Gather up every line from the entries below that uses the word "JSON".

[START OF Exercise materials]

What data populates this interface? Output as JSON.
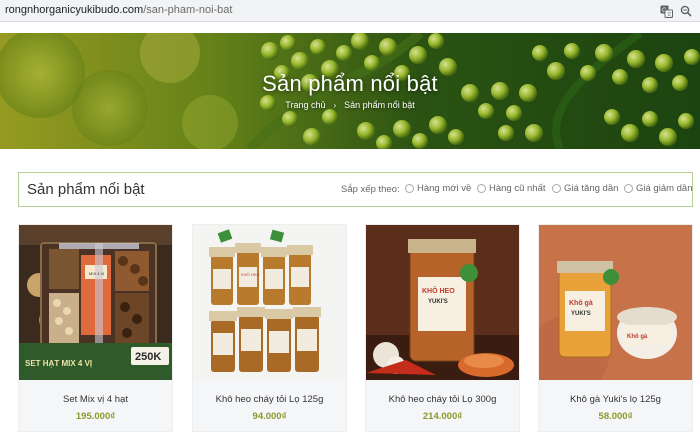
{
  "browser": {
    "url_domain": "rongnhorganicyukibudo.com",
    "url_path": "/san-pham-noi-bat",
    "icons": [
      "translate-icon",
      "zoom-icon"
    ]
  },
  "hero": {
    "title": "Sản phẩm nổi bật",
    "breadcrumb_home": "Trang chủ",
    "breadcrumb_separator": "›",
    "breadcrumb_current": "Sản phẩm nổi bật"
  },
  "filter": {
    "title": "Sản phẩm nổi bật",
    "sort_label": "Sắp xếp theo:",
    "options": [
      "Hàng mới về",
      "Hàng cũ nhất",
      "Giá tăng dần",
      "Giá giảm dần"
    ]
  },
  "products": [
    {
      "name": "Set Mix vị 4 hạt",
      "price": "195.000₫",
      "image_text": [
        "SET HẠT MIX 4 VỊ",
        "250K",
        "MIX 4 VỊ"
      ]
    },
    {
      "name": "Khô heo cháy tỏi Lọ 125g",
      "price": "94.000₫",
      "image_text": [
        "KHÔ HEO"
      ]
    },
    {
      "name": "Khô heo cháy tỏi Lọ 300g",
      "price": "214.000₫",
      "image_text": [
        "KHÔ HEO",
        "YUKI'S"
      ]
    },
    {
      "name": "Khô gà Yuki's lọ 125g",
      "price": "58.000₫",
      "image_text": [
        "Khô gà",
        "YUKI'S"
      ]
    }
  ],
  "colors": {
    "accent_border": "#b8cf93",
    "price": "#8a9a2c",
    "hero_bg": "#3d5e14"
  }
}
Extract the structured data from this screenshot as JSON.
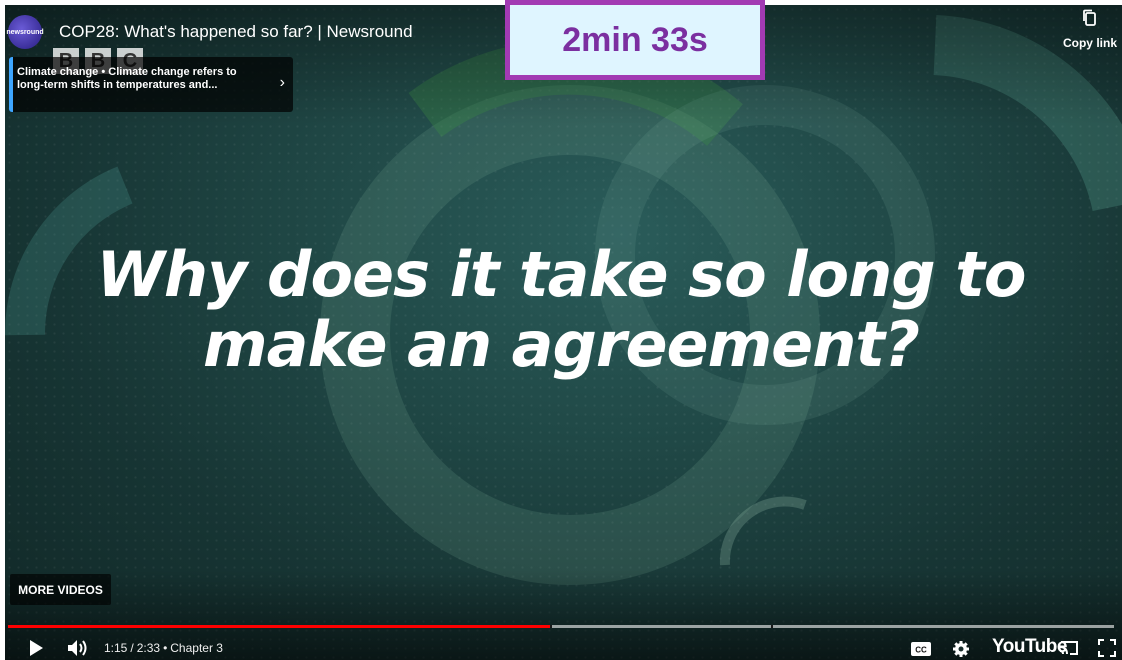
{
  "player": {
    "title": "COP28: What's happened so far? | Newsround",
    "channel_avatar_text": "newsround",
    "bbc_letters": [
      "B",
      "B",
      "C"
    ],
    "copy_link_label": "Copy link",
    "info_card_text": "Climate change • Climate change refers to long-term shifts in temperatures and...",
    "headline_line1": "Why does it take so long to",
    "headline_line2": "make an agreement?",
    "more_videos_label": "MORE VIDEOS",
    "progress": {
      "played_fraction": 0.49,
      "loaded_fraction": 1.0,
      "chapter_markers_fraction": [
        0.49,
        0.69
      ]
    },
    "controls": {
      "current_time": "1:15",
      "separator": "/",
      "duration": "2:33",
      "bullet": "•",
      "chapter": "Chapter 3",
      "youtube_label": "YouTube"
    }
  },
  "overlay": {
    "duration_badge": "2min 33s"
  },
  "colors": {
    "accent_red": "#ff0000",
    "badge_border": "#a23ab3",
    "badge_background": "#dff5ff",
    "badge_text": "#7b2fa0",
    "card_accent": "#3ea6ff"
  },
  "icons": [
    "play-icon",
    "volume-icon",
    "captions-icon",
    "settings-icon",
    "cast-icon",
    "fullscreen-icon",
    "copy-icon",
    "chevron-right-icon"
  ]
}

[END OF Exercise materials]

Exercise response:
What data populates this interface? Output as JSON.
Extract the structured data from this screenshot as JSON.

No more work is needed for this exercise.